◆ **Task requirements**
Give a verbatim quotation of every record.

+-------+

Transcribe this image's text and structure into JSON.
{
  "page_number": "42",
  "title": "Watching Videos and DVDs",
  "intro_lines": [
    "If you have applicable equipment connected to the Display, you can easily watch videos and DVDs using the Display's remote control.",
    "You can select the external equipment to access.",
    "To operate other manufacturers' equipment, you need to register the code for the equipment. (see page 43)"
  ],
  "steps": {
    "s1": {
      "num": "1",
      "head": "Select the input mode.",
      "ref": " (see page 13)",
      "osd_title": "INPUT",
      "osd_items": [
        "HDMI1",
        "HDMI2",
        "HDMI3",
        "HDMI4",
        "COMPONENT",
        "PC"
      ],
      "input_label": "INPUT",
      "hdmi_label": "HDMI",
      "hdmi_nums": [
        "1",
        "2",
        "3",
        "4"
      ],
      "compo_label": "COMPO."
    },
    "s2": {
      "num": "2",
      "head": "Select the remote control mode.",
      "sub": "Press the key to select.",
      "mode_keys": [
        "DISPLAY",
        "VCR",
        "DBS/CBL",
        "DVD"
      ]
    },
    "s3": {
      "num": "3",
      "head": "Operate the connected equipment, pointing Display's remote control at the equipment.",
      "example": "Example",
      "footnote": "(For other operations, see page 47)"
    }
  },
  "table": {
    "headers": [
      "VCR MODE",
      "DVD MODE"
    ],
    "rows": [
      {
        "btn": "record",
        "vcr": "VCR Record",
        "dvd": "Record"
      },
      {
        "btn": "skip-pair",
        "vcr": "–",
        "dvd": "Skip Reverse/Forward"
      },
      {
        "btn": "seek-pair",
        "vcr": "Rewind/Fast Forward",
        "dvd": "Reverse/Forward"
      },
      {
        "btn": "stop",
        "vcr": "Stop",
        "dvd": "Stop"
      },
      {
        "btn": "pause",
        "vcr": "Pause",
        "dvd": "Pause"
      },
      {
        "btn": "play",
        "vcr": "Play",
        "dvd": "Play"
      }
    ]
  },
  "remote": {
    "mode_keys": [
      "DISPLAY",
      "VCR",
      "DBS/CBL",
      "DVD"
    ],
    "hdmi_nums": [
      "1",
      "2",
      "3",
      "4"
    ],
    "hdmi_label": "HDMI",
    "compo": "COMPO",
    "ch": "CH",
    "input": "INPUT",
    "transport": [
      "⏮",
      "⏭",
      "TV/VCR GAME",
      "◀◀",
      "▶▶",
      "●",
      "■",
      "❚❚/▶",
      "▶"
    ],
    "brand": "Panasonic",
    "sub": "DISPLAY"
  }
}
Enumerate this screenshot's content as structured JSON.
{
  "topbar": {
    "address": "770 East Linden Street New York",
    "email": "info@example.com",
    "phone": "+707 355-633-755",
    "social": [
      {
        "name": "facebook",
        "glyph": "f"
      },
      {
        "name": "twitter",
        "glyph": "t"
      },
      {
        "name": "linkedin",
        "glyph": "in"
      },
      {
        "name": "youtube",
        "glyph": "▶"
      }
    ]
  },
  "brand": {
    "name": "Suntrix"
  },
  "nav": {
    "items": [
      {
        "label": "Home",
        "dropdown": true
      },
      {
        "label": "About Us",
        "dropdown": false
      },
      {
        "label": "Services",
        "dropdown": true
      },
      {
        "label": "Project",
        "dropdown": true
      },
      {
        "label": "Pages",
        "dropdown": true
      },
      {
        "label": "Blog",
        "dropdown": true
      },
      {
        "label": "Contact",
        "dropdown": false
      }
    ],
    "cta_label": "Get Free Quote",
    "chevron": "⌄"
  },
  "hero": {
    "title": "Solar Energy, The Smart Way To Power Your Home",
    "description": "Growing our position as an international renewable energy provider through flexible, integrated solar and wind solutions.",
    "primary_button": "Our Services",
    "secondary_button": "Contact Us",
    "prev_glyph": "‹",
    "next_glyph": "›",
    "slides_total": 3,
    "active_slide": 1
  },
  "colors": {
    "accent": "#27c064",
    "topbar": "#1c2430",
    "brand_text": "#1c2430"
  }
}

+-------+

◆ **Result of the exercise**
Transcribe this image's text and structure into JSON.
{
  "page_number": "42",
  "title": "Watching Videos and DVDs",
  "intro_lines": [
    "If you have applicable equipment connected to the Display, you can easily watch videos and DVDs using the Display's remote control.",
    "You can select the external equipment to access.",
    "To operate other manufacturers' equipment, you need to register the code for the equipment. (see page 43)"
  ],
  "steps": {
    "s1": {
      "num": "1",
      "head": "Select the input mode.",
      "ref": " (see page 13)",
      "osd_title": "INPUT",
      "osd_items": [
        "HDMI1",
        "HDMI2",
        "HDMI3",
        "HDMI4",
        "COMPONENT",
        "PC"
      ],
      "input_label": "INPUT",
      "hdmi_label": "HDMI",
      "hdmi_nums": [
        "1",
        "2",
        "3",
        "4"
      ],
      "compo_label": "COMPO."
    },
    "s2": {
      "num": "2",
      "head": "Select the remote control mode.",
      "sub": "Press the key to select.",
      "mode_keys": [
        "DISPLAY",
        "VCR",
        "DBS/CBL",
        "DVD"
      ]
    },
    "s3": {
      "num": "3",
      "head": "Operate the connected equipment, pointing Display's remote control at the equipment.",
      "example": "Example",
      "footnote": "(For other operations, see page 47)"
    }
  },
  "table": {
    "headers": [
      "VCR MODE",
      "DVD MODE"
    ],
    "rows": [
      {
        "btn": "record",
        "vcr": "VCR Record",
        "dvd": "Record"
      },
      {
        "btn": "skip-pair",
        "vcr": "–",
        "dvd": "Skip Reverse/Forward"
      },
      {
        "btn": "seek-pair",
        "vcr": "Rewind/Fast Forward",
        "dvd": "Reverse/Forward"
      },
      {
        "btn": "stop",
        "vcr": "Stop",
        "dvd": "Stop"
      },
      {
        "btn": "pause",
        "vcr": "Pause",
        "dvd": "Pause"
      },
      {
        "btn": "play",
        "vcr": "Play",
        "dvd": "Play"
      }
    ]
  },
  "remote": {
    "mode_keys": [
      "DISPLAY",
      "VCR",
      "DBS/CBL",
      "DVD"
    ],
    "hdmi_nums": [
      "1",
      "2",
      "3",
      "4"
    ],
    "hdmi_label": "HDMI",
    "compo": "COMPO",
    "ch": "CH",
    "input": "INPUT",
    "transport": [
      "⏮",
      "⏭",
      "TV/VCR GAME",
      "◀◀",
      "▶▶",
      "●",
      "■",
      "❚❚/▶",
      "▶"
    ],
    "brand": "Panasonic",
    "sub": "DISPLAY"
  }
}
Enumerate this screenshot's content as structured JSON.
{
  "topbar": {
    "address": "770 East Linden Street New York",
    "email": "info@example.com",
    "phone": "+707 355-633-755",
    "social": [
      {
        "name": "facebook",
        "glyph": "f"
      },
      {
        "name": "twitter",
        "glyph": "t"
      },
      {
        "name": "linkedin",
        "glyph": "in"
      },
      {
        "name": "youtube",
        "glyph": "▶"
      }
    ]
  },
  "brand": {
    "name": "Suntrix"
  },
  "nav": {
    "items": [
      {
        "label": "Home",
        "dropdown": true
      },
      {
        "label": "About Us",
        "dropdown": false
      },
      {
        "label": "Services",
        "dropdown": true
      },
      {
        "label": "Project",
        "dropdown": true
      },
      {
        "label": "Pages",
        "dropdown": true
      },
      {
        "label": "Blog",
        "dropdown": true
      },
      {
        "label": "Contact",
        "dropdown": false
      }
    ],
    "cta_label": "Get Free Quote",
    "chevron": "⌄"
  },
  "hero": {
    "title": "Solar Energy, The Smart Way To Power Your Home",
    "description": "Growing our position as an international renewable energy provider through flexible, integrated solar and wind solutions.",
    "primary_button": "Our Services",
    "secondary_button": "Contact Us",
    "prev_glyph": "‹",
    "next_glyph": "›",
    "slides_total": 3,
    "active_slide": 1
  },
  "colors": {
    "accent": "#27c064",
    "topbar": "#1c2430",
    "brand_text": "#1c2430"
  }
}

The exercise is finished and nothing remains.